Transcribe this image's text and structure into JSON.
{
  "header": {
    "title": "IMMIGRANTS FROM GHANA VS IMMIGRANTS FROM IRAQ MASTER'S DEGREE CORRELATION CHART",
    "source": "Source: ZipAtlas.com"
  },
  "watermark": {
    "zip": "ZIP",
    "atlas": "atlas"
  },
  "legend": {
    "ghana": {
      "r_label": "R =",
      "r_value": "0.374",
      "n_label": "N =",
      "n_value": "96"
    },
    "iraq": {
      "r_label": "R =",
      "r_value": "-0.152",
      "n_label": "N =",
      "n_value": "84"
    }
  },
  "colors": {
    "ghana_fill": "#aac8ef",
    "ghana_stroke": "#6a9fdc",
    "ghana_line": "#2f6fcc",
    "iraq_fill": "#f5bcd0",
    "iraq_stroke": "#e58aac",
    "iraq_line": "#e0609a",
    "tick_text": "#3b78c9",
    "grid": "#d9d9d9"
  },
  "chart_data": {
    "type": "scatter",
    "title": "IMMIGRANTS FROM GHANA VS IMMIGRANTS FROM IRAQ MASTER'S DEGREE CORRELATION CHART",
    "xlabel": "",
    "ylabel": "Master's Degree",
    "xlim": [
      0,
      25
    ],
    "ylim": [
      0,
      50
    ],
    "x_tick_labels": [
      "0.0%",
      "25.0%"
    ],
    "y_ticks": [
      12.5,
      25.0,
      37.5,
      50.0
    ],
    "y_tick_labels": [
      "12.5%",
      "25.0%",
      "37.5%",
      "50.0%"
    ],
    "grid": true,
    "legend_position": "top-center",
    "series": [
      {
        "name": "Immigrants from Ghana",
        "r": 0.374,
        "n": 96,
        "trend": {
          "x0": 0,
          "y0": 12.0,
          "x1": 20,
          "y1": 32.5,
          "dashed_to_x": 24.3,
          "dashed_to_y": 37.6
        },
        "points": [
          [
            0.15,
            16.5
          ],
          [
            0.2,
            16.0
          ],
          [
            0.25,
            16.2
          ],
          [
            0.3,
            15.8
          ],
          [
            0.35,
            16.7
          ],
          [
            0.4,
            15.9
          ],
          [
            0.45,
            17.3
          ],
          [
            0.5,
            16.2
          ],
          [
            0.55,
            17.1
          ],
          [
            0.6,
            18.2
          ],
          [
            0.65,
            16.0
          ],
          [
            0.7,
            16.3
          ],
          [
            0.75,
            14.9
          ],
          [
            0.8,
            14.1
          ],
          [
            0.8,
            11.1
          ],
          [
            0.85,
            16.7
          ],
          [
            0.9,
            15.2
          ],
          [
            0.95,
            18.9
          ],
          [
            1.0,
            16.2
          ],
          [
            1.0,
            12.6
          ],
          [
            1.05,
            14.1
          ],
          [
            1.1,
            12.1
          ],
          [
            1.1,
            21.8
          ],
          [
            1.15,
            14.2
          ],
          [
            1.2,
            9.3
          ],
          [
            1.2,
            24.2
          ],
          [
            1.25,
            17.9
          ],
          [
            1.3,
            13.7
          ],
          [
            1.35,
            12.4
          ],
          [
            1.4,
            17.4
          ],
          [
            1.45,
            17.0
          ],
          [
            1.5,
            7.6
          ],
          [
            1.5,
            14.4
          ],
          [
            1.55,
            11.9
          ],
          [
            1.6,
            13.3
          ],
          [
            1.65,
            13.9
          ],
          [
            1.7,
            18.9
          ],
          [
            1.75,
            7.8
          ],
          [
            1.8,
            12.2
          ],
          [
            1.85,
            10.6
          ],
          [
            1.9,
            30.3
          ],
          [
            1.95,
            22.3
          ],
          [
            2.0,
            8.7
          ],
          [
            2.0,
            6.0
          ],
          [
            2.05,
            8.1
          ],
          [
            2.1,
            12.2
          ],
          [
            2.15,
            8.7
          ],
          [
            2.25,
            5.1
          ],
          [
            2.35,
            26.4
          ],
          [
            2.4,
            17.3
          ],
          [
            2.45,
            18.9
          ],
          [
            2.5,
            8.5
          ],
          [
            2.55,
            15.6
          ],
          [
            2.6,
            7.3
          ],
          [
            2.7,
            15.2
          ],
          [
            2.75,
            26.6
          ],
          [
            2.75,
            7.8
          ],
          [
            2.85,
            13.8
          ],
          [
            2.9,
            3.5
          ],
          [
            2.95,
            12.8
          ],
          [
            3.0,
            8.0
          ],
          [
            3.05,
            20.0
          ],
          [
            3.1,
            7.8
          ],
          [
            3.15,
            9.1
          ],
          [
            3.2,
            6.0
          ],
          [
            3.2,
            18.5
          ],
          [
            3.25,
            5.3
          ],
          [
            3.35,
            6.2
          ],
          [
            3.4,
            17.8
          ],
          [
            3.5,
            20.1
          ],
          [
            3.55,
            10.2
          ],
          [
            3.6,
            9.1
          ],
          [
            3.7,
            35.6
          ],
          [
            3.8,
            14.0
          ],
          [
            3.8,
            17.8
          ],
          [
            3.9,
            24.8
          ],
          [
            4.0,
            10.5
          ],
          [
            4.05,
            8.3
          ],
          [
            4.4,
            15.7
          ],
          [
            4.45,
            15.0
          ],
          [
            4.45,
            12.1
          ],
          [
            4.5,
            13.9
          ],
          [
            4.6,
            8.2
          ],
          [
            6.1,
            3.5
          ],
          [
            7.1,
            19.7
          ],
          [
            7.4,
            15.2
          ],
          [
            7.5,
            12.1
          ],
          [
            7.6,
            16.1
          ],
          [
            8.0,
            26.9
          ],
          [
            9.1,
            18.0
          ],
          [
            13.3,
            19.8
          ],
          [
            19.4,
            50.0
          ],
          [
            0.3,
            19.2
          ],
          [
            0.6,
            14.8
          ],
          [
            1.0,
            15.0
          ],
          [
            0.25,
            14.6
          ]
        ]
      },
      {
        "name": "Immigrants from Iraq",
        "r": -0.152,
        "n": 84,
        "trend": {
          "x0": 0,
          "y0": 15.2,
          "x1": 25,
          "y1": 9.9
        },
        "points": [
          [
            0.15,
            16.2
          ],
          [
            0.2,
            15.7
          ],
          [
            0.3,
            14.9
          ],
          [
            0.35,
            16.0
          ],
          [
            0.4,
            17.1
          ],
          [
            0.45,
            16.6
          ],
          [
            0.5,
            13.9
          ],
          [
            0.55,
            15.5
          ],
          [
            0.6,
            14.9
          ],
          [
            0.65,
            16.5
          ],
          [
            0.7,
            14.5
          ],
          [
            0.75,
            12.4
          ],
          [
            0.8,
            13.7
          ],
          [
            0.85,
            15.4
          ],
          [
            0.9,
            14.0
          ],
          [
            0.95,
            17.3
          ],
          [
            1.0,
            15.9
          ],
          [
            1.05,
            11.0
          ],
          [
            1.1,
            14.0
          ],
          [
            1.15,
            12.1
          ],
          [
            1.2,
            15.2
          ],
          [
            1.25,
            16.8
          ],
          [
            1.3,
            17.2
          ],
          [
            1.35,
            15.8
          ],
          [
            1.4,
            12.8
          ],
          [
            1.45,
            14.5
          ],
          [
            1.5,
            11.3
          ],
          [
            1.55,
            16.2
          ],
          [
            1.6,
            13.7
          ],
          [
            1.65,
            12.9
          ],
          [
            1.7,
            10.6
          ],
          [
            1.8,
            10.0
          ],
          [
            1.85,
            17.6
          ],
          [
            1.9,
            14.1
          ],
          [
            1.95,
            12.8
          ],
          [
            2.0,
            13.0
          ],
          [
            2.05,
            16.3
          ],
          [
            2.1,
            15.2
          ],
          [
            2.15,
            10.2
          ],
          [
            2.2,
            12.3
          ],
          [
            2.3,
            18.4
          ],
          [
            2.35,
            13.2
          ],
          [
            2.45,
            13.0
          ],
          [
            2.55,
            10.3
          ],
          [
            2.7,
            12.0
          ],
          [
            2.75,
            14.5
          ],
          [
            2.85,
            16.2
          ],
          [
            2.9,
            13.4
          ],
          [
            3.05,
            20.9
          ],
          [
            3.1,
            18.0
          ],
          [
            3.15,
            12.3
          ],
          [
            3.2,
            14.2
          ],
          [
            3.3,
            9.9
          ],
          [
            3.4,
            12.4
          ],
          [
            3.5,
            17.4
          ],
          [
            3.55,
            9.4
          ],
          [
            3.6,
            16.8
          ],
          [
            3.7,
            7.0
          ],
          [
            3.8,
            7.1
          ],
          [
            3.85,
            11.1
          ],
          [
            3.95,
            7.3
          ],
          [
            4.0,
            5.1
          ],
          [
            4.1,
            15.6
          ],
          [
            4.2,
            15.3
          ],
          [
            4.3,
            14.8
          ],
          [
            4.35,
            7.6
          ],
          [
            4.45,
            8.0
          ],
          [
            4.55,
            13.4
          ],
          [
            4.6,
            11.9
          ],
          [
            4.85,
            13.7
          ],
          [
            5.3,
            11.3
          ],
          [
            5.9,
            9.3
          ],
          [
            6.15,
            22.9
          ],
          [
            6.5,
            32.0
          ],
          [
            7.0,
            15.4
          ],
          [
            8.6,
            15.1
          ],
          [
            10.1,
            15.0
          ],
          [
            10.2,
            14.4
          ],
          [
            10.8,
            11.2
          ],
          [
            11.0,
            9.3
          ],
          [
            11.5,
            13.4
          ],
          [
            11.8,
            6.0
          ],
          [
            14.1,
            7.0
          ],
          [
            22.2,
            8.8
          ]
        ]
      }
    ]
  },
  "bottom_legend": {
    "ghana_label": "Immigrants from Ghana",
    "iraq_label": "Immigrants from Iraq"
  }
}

## PROMPT
Pick out all the lines with the word "name" in them and copy them.

## EXERCISE SOLUTION
        "name": "Immigrants from Ghana",
        "name": "Immigrants from Iraq",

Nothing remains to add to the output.